_WORK TO COMPLETE_:
Each line that includes the string "tune" counts once; give the total and nothing else.

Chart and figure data
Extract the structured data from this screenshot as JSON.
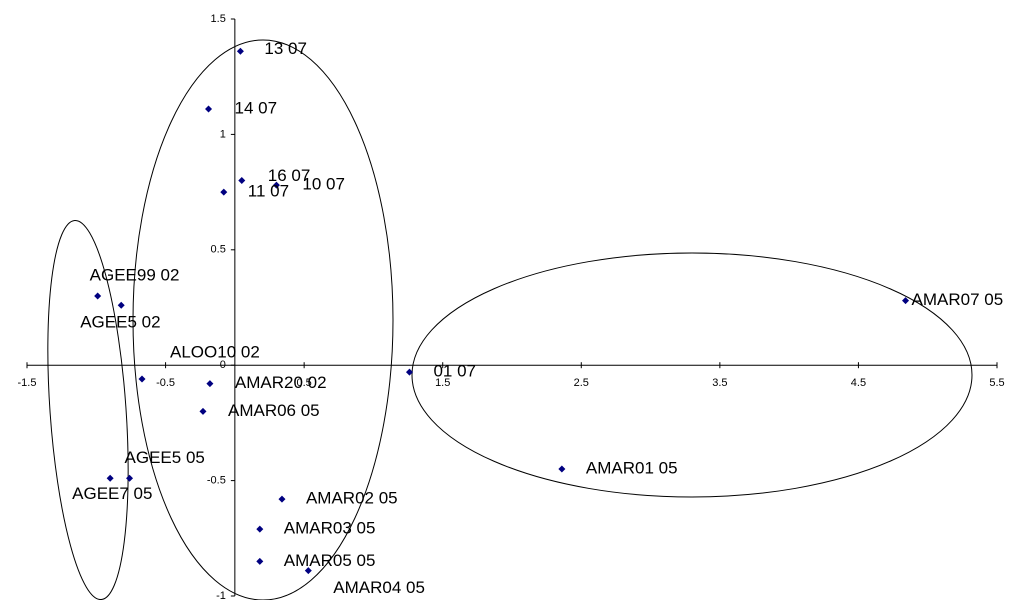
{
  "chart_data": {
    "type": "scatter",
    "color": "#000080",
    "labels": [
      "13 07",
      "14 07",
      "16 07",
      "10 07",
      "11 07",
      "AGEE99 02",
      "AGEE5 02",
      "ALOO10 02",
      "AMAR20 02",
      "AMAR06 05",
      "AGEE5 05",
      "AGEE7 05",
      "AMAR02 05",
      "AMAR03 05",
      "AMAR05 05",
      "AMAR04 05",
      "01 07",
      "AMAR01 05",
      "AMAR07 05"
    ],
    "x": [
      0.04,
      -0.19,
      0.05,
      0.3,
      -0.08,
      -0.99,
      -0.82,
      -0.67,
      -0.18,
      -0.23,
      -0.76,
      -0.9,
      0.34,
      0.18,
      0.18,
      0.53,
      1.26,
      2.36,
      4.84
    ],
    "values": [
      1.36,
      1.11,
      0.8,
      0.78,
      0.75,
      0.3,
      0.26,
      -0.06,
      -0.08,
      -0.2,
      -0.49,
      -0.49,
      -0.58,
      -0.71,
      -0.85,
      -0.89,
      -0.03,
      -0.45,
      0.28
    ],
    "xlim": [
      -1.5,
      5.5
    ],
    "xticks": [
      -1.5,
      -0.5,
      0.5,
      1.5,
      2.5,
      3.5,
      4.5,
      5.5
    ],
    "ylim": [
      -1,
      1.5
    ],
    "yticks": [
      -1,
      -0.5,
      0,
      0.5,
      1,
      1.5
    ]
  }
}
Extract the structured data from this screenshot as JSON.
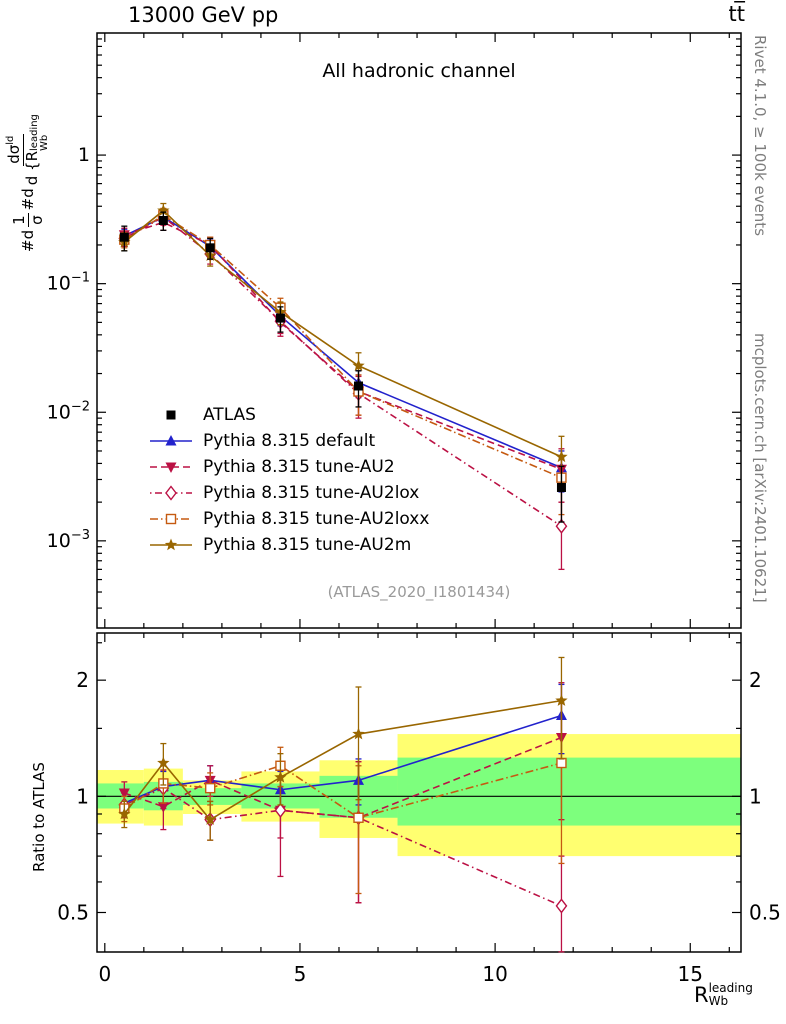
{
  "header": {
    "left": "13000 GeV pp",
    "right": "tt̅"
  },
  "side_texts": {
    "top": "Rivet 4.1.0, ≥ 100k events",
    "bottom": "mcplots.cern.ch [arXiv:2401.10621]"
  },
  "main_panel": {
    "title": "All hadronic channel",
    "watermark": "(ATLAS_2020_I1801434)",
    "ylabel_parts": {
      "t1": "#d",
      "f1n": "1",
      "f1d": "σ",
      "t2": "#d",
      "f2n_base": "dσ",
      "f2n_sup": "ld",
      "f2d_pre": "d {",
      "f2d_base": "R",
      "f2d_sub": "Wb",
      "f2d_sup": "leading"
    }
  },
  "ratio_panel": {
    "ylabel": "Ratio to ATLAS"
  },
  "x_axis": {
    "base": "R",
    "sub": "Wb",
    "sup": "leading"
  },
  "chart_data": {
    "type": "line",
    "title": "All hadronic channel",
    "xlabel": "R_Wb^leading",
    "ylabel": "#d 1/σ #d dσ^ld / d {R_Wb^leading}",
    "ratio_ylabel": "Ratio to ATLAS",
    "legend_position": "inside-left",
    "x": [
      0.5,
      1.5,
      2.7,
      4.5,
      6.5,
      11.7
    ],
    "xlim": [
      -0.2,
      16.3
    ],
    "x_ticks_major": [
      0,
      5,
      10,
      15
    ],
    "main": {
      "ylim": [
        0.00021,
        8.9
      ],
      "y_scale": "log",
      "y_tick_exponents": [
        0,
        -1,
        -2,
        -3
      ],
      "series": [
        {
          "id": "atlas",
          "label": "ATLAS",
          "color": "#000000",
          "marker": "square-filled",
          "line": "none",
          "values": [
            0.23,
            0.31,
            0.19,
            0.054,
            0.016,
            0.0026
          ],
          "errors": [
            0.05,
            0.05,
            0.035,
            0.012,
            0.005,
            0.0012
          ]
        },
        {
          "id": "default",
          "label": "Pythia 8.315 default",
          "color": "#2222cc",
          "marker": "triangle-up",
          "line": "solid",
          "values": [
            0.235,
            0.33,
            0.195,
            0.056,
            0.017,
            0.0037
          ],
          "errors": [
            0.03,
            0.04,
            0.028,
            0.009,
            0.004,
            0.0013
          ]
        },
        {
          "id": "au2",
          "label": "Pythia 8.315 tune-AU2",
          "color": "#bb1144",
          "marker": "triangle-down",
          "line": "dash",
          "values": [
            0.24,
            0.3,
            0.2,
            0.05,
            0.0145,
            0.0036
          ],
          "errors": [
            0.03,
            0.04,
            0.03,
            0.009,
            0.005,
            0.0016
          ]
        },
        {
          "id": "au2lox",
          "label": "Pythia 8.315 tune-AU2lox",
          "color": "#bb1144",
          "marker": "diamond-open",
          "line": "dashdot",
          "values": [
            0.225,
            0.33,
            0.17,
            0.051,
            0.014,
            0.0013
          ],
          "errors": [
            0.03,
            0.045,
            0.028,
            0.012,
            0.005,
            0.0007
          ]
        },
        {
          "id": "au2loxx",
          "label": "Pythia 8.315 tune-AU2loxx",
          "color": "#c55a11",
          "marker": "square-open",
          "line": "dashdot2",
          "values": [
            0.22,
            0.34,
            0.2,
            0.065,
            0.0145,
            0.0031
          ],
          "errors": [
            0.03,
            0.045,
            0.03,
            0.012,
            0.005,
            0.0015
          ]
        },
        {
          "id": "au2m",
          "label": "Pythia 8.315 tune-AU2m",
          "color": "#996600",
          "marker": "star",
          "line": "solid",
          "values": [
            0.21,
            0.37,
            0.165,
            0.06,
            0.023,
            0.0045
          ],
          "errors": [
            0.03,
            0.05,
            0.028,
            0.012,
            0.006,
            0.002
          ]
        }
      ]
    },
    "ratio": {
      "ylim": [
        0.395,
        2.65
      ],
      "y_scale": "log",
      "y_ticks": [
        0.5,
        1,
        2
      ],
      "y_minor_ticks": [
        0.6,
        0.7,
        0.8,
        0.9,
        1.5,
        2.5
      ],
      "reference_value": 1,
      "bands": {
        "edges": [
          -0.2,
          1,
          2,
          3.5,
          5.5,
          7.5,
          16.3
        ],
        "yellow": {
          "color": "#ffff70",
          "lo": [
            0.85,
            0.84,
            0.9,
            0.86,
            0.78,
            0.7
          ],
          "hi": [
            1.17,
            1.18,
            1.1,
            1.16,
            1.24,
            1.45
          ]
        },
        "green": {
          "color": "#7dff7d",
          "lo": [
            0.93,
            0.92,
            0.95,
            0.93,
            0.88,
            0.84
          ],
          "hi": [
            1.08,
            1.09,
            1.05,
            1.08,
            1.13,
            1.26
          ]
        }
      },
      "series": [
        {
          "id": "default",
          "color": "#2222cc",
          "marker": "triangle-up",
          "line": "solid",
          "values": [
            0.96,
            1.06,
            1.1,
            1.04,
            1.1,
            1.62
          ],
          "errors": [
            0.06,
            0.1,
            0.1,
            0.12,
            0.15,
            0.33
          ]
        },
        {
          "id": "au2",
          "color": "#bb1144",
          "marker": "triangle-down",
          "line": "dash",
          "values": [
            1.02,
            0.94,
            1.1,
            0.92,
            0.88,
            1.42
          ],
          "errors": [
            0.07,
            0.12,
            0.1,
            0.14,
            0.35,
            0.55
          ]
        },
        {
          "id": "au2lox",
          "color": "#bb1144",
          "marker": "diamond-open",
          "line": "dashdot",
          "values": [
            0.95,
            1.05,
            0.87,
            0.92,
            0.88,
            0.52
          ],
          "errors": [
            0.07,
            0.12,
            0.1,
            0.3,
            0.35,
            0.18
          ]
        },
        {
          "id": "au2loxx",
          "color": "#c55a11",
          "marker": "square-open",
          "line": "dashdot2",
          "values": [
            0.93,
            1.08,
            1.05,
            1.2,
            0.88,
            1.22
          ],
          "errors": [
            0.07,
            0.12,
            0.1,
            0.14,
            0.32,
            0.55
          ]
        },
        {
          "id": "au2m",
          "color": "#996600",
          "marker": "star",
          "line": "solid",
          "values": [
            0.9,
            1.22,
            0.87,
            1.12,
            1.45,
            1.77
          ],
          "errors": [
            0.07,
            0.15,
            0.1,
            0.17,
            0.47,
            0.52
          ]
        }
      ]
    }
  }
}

_CORRECT RESULT_:
4